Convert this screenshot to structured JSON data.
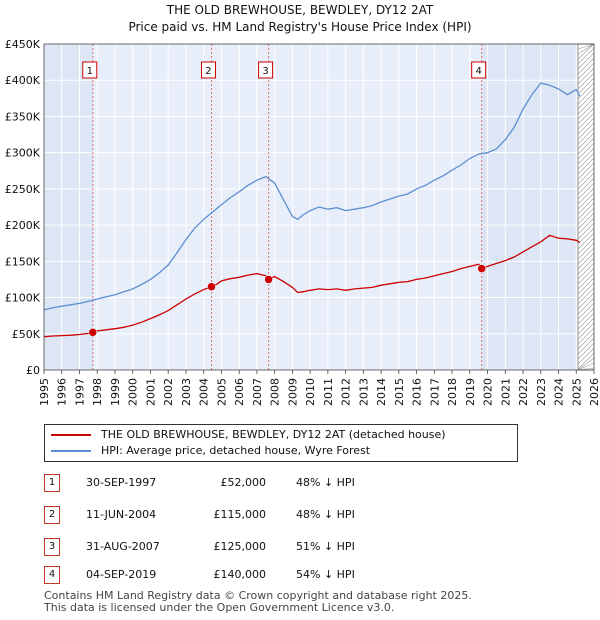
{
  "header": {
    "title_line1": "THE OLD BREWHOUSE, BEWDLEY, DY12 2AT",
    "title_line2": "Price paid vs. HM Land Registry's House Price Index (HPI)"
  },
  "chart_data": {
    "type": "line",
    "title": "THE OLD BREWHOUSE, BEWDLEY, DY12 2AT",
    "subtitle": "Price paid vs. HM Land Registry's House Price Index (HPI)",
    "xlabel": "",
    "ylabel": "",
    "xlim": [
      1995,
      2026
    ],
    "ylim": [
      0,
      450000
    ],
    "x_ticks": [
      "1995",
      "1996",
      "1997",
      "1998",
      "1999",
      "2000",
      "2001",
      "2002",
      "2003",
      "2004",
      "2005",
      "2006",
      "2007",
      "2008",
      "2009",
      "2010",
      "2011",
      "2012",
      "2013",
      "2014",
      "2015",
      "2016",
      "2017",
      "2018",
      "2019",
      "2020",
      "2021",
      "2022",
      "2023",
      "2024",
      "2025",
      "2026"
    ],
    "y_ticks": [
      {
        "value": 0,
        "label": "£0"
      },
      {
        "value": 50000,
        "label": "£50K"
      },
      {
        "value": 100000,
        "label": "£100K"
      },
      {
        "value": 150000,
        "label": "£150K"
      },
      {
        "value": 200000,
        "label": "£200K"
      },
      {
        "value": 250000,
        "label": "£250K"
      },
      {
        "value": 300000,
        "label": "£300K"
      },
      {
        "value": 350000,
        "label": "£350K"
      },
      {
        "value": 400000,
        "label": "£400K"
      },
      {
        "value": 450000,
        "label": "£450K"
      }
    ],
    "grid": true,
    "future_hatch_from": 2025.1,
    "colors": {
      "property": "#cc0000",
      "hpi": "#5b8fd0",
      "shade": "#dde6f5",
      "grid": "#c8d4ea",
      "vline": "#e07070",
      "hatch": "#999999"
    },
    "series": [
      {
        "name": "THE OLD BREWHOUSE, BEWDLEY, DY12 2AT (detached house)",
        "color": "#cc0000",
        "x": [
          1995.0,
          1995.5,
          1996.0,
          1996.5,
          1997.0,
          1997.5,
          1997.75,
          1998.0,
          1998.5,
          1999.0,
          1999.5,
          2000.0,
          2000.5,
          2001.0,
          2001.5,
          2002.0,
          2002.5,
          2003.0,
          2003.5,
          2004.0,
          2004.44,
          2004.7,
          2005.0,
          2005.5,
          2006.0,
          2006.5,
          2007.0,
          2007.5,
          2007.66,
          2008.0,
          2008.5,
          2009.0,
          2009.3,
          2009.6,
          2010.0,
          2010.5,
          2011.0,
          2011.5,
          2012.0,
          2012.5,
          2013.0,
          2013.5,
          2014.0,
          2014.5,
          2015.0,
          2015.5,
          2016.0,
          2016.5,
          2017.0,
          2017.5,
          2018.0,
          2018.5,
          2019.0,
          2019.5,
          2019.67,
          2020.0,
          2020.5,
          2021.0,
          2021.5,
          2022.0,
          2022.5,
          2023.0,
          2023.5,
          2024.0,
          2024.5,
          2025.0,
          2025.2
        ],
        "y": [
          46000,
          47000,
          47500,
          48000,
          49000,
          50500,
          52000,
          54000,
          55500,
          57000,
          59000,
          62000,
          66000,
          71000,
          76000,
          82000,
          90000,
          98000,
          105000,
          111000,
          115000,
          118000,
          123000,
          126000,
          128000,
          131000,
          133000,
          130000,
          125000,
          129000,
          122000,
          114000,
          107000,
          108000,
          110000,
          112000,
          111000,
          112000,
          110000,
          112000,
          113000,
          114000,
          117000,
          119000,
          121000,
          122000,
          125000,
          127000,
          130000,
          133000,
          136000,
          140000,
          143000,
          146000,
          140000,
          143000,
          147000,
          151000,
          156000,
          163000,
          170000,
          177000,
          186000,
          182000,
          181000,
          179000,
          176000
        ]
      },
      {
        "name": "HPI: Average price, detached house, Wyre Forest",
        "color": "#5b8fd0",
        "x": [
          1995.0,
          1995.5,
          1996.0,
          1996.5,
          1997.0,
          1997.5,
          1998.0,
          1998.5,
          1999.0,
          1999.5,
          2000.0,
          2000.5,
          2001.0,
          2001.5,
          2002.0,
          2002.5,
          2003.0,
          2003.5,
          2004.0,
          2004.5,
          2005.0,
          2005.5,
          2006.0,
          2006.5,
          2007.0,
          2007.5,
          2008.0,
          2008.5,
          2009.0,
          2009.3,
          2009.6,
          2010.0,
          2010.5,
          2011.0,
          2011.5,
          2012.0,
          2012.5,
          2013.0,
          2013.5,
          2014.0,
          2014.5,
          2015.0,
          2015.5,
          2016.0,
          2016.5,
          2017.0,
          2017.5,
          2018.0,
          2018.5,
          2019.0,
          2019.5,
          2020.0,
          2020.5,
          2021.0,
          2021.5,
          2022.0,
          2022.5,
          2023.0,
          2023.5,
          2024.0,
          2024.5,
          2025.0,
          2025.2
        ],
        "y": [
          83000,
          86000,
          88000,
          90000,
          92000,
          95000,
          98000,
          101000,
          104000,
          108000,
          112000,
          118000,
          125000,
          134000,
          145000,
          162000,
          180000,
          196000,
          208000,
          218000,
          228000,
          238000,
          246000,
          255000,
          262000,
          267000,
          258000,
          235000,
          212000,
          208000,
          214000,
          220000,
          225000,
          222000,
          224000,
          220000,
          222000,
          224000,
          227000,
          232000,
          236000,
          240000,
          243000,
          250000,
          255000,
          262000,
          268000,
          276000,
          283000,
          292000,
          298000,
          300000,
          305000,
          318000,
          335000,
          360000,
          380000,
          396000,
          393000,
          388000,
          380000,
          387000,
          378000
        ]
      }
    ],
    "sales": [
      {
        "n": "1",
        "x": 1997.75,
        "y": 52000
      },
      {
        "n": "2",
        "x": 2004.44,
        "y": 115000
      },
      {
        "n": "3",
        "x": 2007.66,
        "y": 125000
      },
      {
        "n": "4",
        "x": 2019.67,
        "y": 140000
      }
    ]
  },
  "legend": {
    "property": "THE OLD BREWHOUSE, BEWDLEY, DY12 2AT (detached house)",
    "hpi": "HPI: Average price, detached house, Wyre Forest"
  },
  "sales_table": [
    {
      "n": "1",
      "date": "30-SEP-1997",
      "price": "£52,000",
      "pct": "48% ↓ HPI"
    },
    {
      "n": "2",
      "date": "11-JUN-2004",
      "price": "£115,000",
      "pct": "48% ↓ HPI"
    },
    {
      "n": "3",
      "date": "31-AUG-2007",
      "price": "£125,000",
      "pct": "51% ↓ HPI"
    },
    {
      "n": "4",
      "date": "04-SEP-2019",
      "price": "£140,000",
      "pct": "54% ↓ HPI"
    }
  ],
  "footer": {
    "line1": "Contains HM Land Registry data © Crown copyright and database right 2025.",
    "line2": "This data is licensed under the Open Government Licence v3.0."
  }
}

*-*-*

> REQUIREMENT
Leave the images out, please, and restate each line word for word.

> EXERCISE RESULT
Convert this screenshot to structured JSON data.
{
  "header": {
    "title_line1": "THE OLD BREWHOUSE, BEWDLEY, DY12 2AT",
    "title_line2": "Price paid vs. HM Land Registry's House Price Index (HPI)"
  },
  "chart_data": {
    "type": "line",
    "title": "THE OLD BREWHOUSE, BEWDLEY, DY12 2AT",
    "subtitle": "Price paid vs. HM Land Registry's House Price Index (HPI)",
    "xlabel": "",
    "ylabel": "",
    "xlim": [
      1995,
      2026
    ],
    "ylim": [
      0,
      450000
    ],
    "x_ticks": [
      "1995",
      "1996",
      "1997",
      "1998",
      "1999",
      "2000",
      "2001",
      "2002",
      "2003",
      "2004",
      "2005",
      "2006",
      "2007",
      "2008",
      "2009",
      "2010",
      "2011",
      "2012",
      "2013",
      "2014",
      "2015",
      "2016",
      "2017",
      "2018",
      "2019",
      "2020",
      "2021",
      "2022",
      "2023",
      "2024",
      "2025",
      "2026"
    ],
    "y_ticks": [
      {
        "value": 0,
        "label": "£0"
      },
      {
        "value": 50000,
        "label": "£50K"
      },
      {
        "value": 100000,
        "label": "£100K"
      },
      {
        "value": 150000,
        "label": "£150K"
      },
      {
        "value": 200000,
        "label": "£200K"
      },
      {
        "value": 250000,
        "label": "£250K"
      },
      {
        "value": 300000,
        "label": "£300K"
      },
      {
        "value": 350000,
        "label": "£350K"
      },
      {
        "value": 400000,
        "label": "£400K"
      },
      {
        "value": 450000,
        "label": "£450K"
      }
    ],
    "grid": true,
    "future_hatch_from": 2025.1,
    "colors": {
      "property": "#cc0000",
      "hpi": "#5b8fd0",
      "shade": "#dde6f5",
      "grid": "#c8d4ea",
      "vline": "#e07070",
      "hatch": "#999999"
    },
    "series": [
      {
        "name": "THE OLD BREWHOUSE, BEWDLEY, DY12 2AT (detached house)",
        "color": "#cc0000",
        "x": [
          1995.0,
          1995.5,
          1996.0,
          1996.5,
          1997.0,
          1997.5,
          1997.75,
          1998.0,
          1998.5,
          1999.0,
          1999.5,
          2000.0,
          2000.5,
          2001.0,
          2001.5,
          2002.0,
          2002.5,
          2003.0,
          2003.5,
          2004.0,
          2004.44,
          2004.7,
          2005.0,
          2005.5,
          2006.0,
          2006.5,
          2007.0,
          2007.5,
          2007.66,
          2008.0,
          2008.5,
          2009.0,
          2009.3,
          2009.6,
          2010.0,
          2010.5,
          2011.0,
          2011.5,
          2012.0,
          2012.5,
          2013.0,
          2013.5,
          2014.0,
          2014.5,
          2015.0,
          2015.5,
          2016.0,
          2016.5,
          2017.0,
          2017.5,
          2018.0,
          2018.5,
          2019.0,
          2019.5,
          2019.67,
          2020.0,
          2020.5,
          2021.0,
          2021.5,
          2022.0,
          2022.5,
          2023.0,
          2023.5,
          2024.0,
          2024.5,
          2025.0,
          2025.2
        ],
        "y": [
          46000,
          47000,
          47500,
          48000,
          49000,
          50500,
          52000,
          54000,
          55500,
          57000,
          59000,
          62000,
          66000,
          71000,
          76000,
          82000,
          90000,
          98000,
          105000,
          111000,
          115000,
          118000,
          123000,
          126000,
          128000,
          131000,
          133000,
          130000,
          125000,
          129000,
          122000,
          114000,
          107000,
          108000,
          110000,
          112000,
          111000,
          112000,
          110000,
          112000,
          113000,
          114000,
          117000,
          119000,
          121000,
          122000,
          125000,
          127000,
          130000,
          133000,
          136000,
          140000,
          143000,
          146000,
          140000,
          143000,
          147000,
          151000,
          156000,
          163000,
          170000,
          177000,
          186000,
          182000,
          181000,
          179000,
          176000
        ]
      },
      {
        "name": "HPI: Average price, detached house, Wyre Forest",
        "color": "#5b8fd0",
        "x": [
          1995.0,
          1995.5,
          1996.0,
          1996.5,
          1997.0,
          1997.5,
          1998.0,
          1998.5,
          1999.0,
          1999.5,
          2000.0,
          2000.5,
          2001.0,
          2001.5,
          2002.0,
          2002.5,
          2003.0,
          2003.5,
          2004.0,
          2004.5,
          2005.0,
          2005.5,
          2006.0,
          2006.5,
          2007.0,
          2007.5,
          2008.0,
          2008.5,
          2009.0,
          2009.3,
          2009.6,
          2010.0,
          2010.5,
          2011.0,
          2011.5,
          2012.0,
          2012.5,
          2013.0,
          2013.5,
          2014.0,
          2014.5,
          2015.0,
          2015.5,
          2016.0,
          2016.5,
          2017.0,
          2017.5,
          2018.0,
          2018.5,
          2019.0,
          2019.5,
          2020.0,
          2020.5,
          2021.0,
          2021.5,
          2022.0,
          2022.5,
          2023.0,
          2023.5,
          2024.0,
          2024.5,
          2025.0,
          2025.2
        ],
        "y": [
          83000,
          86000,
          88000,
          90000,
          92000,
          95000,
          98000,
          101000,
          104000,
          108000,
          112000,
          118000,
          125000,
          134000,
          145000,
          162000,
          180000,
          196000,
          208000,
          218000,
          228000,
          238000,
          246000,
          255000,
          262000,
          267000,
          258000,
          235000,
          212000,
          208000,
          214000,
          220000,
          225000,
          222000,
          224000,
          220000,
          222000,
          224000,
          227000,
          232000,
          236000,
          240000,
          243000,
          250000,
          255000,
          262000,
          268000,
          276000,
          283000,
          292000,
          298000,
          300000,
          305000,
          318000,
          335000,
          360000,
          380000,
          396000,
          393000,
          388000,
          380000,
          387000,
          378000
        ]
      }
    ],
    "sales": [
      {
        "n": "1",
        "x": 1997.75,
        "y": 52000
      },
      {
        "n": "2",
        "x": 2004.44,
        "y": 115000
      },
      {
        "n": "3",
        "x": 2007.66,
        "y": 125000
      },
      {
        "n": "4",
        "x": 2019.67,
        "y": 140000
      }
    ]
  },
  "legend": {
    "property": "THE OLD BREWHOUSE, BEWDLEY, DY12 2AT (detached house)",
    "hpi": "HPI: Average price, detached house, Wyre Forest"
  },
  "sales_table": [
    {
      "n": "1",
      "date": "30-SEP-1997",
      "price": "£52,000",
      "pct": "48% ↓ HPI"
    },
    {
      "n": "2",
      "date": "11-JUN-2004",
      "price": "£115,000",
      "pct": "48% ↓ HPI"
    },
    {
      "n": "3",
      "date": "31-AUG-2007",
      "price": "£125,000",
      "pct": "51% ↓ HPI"
    },
    {
      "n": "4",
      "date": "04-SEP-2019",
      "price": "£140,000",
      "pct": "54% ↓ HPI"
    }
  ],
  "footer": {
    "line1": "Contains HM Land Registry data © Crown copyright and database right 2025.",
    "line2": "This data is licensed under the Open Government Licence v3.0."
  }
}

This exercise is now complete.